Could you copy out every one of the rows below word for word?

--- BEGIN Given records ---

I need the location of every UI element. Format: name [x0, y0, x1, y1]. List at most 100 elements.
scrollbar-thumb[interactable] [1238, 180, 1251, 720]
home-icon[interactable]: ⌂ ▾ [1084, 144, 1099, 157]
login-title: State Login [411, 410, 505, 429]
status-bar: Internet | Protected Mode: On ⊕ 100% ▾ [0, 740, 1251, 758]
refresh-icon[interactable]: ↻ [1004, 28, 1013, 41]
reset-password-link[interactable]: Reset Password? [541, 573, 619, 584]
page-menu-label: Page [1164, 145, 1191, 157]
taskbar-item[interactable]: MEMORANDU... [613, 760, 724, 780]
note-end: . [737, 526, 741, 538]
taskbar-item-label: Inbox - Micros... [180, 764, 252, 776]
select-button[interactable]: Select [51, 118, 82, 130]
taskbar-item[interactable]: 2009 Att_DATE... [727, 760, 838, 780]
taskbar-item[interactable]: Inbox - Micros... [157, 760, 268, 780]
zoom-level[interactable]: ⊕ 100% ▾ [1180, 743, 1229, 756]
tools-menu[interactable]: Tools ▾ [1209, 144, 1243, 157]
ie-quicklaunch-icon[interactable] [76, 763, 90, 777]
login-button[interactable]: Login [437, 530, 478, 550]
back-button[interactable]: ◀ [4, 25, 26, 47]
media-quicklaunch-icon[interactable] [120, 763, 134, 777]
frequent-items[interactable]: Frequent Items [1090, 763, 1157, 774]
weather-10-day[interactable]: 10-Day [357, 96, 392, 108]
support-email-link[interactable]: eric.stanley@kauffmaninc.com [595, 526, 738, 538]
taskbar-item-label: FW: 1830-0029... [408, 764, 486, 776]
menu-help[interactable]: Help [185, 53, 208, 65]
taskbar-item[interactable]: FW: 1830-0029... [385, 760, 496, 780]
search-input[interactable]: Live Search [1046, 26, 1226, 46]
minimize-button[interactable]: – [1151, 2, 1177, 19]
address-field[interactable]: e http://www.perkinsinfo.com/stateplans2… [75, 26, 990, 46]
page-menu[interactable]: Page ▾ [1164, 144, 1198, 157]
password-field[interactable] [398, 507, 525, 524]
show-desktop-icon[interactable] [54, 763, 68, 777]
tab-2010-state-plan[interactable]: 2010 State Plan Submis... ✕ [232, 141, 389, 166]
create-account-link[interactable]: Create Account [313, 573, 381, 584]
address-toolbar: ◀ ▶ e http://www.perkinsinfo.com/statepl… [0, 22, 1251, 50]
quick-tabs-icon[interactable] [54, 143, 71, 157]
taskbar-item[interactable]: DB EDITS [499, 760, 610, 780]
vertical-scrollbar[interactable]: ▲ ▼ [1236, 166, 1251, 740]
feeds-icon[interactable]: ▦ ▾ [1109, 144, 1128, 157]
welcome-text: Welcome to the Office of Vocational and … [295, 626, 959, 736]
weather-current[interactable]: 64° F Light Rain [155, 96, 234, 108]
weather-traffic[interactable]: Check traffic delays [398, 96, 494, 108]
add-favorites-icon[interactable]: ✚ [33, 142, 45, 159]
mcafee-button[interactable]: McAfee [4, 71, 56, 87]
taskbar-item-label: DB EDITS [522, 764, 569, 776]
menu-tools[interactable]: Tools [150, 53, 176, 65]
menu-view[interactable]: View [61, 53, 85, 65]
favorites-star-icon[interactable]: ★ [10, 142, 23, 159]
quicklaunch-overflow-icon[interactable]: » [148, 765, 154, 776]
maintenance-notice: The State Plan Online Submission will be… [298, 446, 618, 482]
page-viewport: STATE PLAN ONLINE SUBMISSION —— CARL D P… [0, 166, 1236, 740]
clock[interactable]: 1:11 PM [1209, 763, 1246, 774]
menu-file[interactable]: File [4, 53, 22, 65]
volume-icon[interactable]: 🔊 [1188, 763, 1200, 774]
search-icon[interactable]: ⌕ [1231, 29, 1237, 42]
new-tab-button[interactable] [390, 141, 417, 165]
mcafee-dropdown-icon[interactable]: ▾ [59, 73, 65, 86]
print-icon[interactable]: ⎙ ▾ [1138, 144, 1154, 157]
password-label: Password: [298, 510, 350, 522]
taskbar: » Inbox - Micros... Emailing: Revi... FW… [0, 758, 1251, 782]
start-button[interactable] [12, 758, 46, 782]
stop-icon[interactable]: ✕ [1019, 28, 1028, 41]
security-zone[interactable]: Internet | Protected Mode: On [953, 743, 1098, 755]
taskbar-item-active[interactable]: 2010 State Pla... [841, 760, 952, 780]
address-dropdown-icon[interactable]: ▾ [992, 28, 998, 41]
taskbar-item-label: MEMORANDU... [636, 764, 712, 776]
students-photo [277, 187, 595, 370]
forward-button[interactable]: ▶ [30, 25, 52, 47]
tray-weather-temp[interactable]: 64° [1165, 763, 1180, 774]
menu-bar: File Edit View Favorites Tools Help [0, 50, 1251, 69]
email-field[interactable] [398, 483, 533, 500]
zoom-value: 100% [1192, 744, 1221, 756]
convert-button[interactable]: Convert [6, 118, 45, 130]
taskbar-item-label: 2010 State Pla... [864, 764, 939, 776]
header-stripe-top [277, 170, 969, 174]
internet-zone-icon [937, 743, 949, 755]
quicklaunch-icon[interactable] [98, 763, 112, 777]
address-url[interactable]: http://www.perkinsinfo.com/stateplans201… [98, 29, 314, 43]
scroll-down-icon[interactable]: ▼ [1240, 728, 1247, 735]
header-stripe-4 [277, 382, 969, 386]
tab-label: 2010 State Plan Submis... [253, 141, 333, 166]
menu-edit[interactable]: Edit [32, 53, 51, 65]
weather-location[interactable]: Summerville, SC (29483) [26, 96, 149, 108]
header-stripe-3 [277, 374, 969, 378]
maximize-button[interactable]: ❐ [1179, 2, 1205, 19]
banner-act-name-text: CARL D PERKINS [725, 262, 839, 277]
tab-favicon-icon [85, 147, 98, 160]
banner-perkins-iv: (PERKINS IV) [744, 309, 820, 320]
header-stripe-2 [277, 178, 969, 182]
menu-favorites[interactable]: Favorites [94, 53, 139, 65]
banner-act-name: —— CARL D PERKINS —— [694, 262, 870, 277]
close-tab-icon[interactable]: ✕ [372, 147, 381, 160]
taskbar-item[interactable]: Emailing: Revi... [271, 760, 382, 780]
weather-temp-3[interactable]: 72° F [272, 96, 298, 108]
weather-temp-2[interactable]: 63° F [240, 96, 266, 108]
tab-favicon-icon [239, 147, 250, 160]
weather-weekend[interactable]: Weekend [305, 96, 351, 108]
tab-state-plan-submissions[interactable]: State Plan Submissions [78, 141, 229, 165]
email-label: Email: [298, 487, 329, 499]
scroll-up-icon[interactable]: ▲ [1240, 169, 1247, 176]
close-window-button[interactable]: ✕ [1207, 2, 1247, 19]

--- END Given records ---

◆ Result
I need the location of every UI element. Format: name [x0, y0, x1, y1]. List at most 100 elements.
scrollbar-thumb[interactable] [1238, 180, 1251, 720]
home-icon[interactable]: ⌂ ▾ [1084, 144, 1099, 157]
login-title: State Login [411, 410, 505, 429]
status-bar: Internet | Protected Mode: On ⊕ 100% ▾ [0, 740, 1251, 758]
refresh-icon[interactable]: ↻ [1004, 28, 1013, 41]
reset-password-link[interactable]: Reset Password? [541, 573, 619, 584]
page-menu-label: Page [1164, 145, 1191, 157]
taskbar-item[interactable]: MEMORANDU... [613, 760, 724, 780]
note-end: . [737, 526, 741, 538]
taskbar-item-label: Inbox - Micros... [180, 764, 252, 776]
select-button[interactable]: Select [51, 118, 82, 130]
taskbar-item[interactable]: 2009 Att_DATE... [727, 760, 838, 780]
taskbar-item[interactable]: Inbox - Micros... [157, 760, 268, 780]
zoom-level[interactable]: ⊕ 100% ▾ [1180, 743, 1229, 756]
tools-menu[interactable]: Tools ▾ [1209, 144, 1243, 157]
ie-quicklaunch-icon[interactable] [76, 763, 90, 777]
login-button[interactable]: Login [437, 530, 478, 550]
back-button[interactable]: ◀ [4, 25, 26, 47]
media-quicklaunch-icon[interactable] [120, 763, 134, 777]
frequent-items[interactable]: Frequent Items [1090, 763, 1157, 774]
weather-10-day[interactable]: 10-Day [357, 96, 392, 108]
support-email-link[interactable]: eric.stanley@kauffmaninc.com [595, 526, 738, 538]
taskbar-item-label: FW: 1830-0029... [408, 764, 486, 776]
menu-help[interactable]: Help [185, 53, 208, 65]
taskbar-item[interactable]: FW: 1830-0029... [385, 760, 496, 780]
search-input[interactable]: Live Search [1046, 26, 1226, 46]
minimize-button[interactable]: – [1151, 2, 1177, 19]
address-field[interactable]: e http://www.perkinsinfo.com/stateplans2… [75, 26, 990, 46]
page-menu[interactable]: Page ▾ [1164, 144, 1198, 157]
password-field[interactable] [398, 507, 525, 524]
show-desktop-icon[interactable] [54, 763, 68, 777]
tab-2010-state-plan[interactable]: 2010 State Plan Submis... ✕ [232, 141, 389, 166]
create-account-link[interactable]: Create Account [313, 573, 381, 584]
address-toolbar: ◀ ▶ e http://www.perkinsinfo.com/statepl… [0, 22, 1251, 50]
quick-tabs-icon[interactable] [54, 143, 71, 157]
taskbar-item[interactable]: DB EDITS [499, 760, 610, 780]
vertical-scrollbar[interactable]: ▲ ▼ [1236, 166, 1251, 740]
feeds-icon[interactable]: ▦ ▾ [1109, 144, 1128, 157]
welcome-text: Welcome to the Office of Vocational and … [295, 626, 959, 736]
weather-current[interactable]: 64° F Light Rain [155, 96, 234, 108]
weather-traffic[interactable]: Check traffic delays [398, 96, 494, 108]
add-favorites-icon[interactable]: ✚ [33, 142, 45, 159]
mcafee-button[interactable]: McAfee [4, 71, 56, 87]
taskbar-item-label: DB EDITS [522, 764, 569, 776]
menu-tools[interactable]: Tools [150, 53, 176, 65]
menu-view[interactable]: View [61, 53, 85, 65]
favorites-star-icon[interactable]: ★ [10, 142, 23, 159]
quicklaunch-overflow-icon[interactable]: » [148, 765, 154, 776]
maintenance-notice: The State Plan Online Submission will be… [298, 446, 618, 482]
page-viewport: STATE PLAN ONLINE SUBMISSION —— CARL D P… [0, 166, 1236, 740]
clock[interactable]: 1:11 PM [1209, 763, 1246, 774]
menu-file[interactable]: File [4, 53, 22, 65]
volume-icon[interactable]: 🔊 [1188, 763, 1200, 774]
search-icon[interactable]: ⌕ [1231, 29, 1237, 42]
new-tab-button[interactable] [390, 141, 417, 165]
mcafee-dropdown-icon[interactable]: ▾ [59, 73, 65, 86]
print-icon[interactable]: ⎙ ▾ [1138, 144, 1154, 157]
password-label: Password: [298, 510, 350, 522]
taskbar: » Inbox - Micros... Emailing: Revi... FW… [0, 758, 1251, 782]
start-button[interactable] [12, 758, 46, 782]
stop-icon[interactable]: ✕ [1019, 28, 1028, 41]
security-zone[interactable]: Internet | Protected Mode: On [953, 743, 1098, 755]
taskbar-item-active[interactable]: 2010 State Pla... [841, 760, 952, 780]
address-dropdown-icon[interactable]: ▾ [992, 28, 998, 41]
taskbar-item-label: MEMORANDU... [636, 764, 712, 776]
students-photo [277, 187, 595, 370]
forward-button[interactable]: ▶ [30, 25, 52, 47]
tray-weather-temp[interactable]: 64° [1165, 763, 1180, 774]
menu-bar: File Edit View Favorites Tools Help [0, 50, 1251, 69]
email-field[interactable] [398, 483, 533, 500]
zoom-value: 100% [1192, 744, 1221, 756]
convert-button[interactable]: Convert [6, 118, 45, 130]
taskbar-item-label: 2010 State Pla... [864, 764, 939, 776]
header-stripe-top [277, 170, 969, 174]
internet-zone-icon [937, 743, 949, 755]
quicklaunch-icon[interactable] [98, 763, 112, 777]
address-url[interactable]: http://www.perkinsinfo.com/stateplans201… [98, 29, 314, 43]
scroll-down-icon[interactable]: ▼ [1240, 728, 1247, 735]
header-stripe-4 [277, 382, 969, 386]
tab-label: 2010 State Plan Submis... [253, 141, 333, 166]
menu-edit[interactable]: Edit [32, 53, 51, 65]
weather-location[interactable]: Summerville, SC (29483) [26, 96, 149, 108]
header-stripe-3 [277, 374, 969, 378]
maximize-button[interactable]: ❐ [1179, 2, 1205, 19]
banner-act-name-text: CARL D PERKINS [725, 262, 839, 277]
tab-favicon-icon [85, 147, 98, 160]
banner-perkins-iv: (PERKINS IV) [744, 309, 820, 320]
header-stripe-2 [277, 178, 969, 182]
menu-favorites[interactable]: Favorites [94, 53, 139, 65]
banner-act-name: —— CARL D PERKINS —— [694, 262, 870, 277]
close-tab-icon[interactable]: ✕ [372, 147, 381, 160]
taskbar-item[interactable]: Emailing: Revi... [271, 760, 382, 780]
weather-temp-3[interactable]: 72° F [272, 96, 298, 108]
weather-temp-2[interactable]: 63° F [240, 96, 266, 108]
tab-favicon-icon [239, 147, 250, 160]
weather-weekend[interactable]: Weekend [305, 96, 351, 108]
tab-state-plan-submissions[interactable]: State Plan Submissions [78, 141, 229, 165]
email-label: Email: [298, 487, 329, 499]
scroll-up-icon[interactable]: ▲ [1240, 169, 1247, 176]
close-window-button[interactable]: ✕ [1207, 2, 1247, 19]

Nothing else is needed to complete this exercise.